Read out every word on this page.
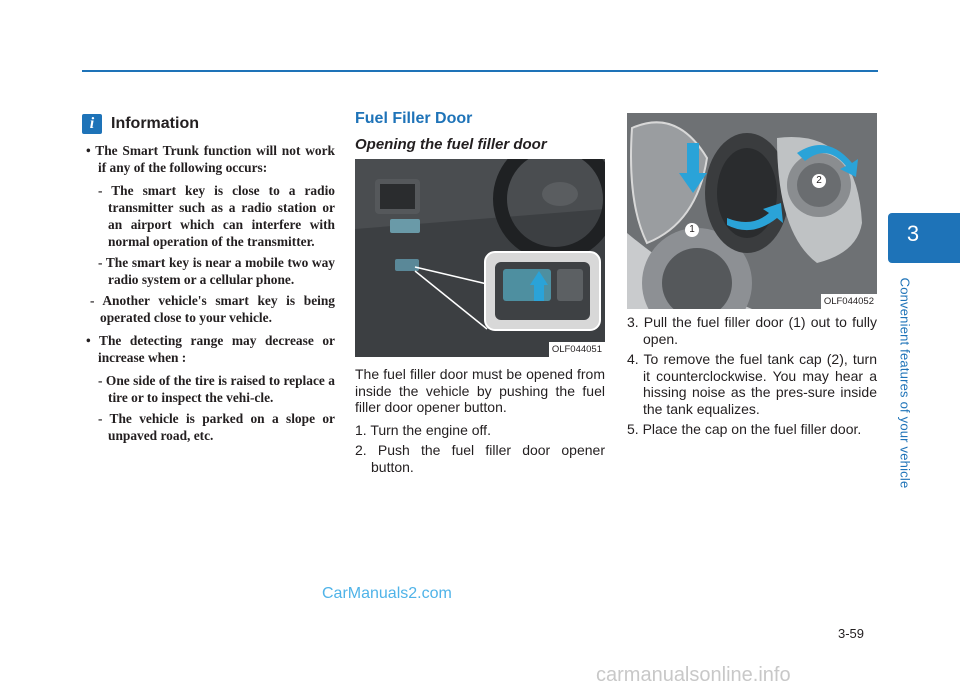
3
Convenient features of your vehicle
i	Information

• The Smart Trunk function will not work if any of the following occurs:

- The smart key is close to a radio transmitter such as a radio station or an airport which can interfere with normal operation of the transmitter.

- The smart key is near a mobile two way radio system or a cellular phone.

- Another vehicle's smart key is being operated close to your vehicle.

• The detecting range may decrease or increase when :

- One side of the tire is raised to replace a tire or to inspect the vehi-cle.

- The vehicle is parked on a slope or unpaved road, etc.

Fuel Filler Door
Opening the fuel filler door
OLF044051

The fuel filler door must be opened from inside the vehicle by pushing the fuel filler door opener button.

1. Turn the engine off.

2. Push the fuel filler door opener button.

1
2
OLF044052

3. Pull the fuel filler door (1) out to fully open.

4. To remove the fuel tank cap (2), turn it counterclockwise. You may hear a hissing noise as the pres-sure inside the tank equalizes.

5. Place the cap on the fuel filler door.

CarManuals2.com
3-59
carmanualsonline.info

※

Objective
Reproduce each line from the records that contains the word "inside".

Written answer
The fuel filler door must be opened from inside the vehicle by pushing the fuel filler door opener button.
4. To remove the fuel tank cap (2), turn it counterclockwise. You may hear a hissing noise as the pres-sure inside the tank equalizes.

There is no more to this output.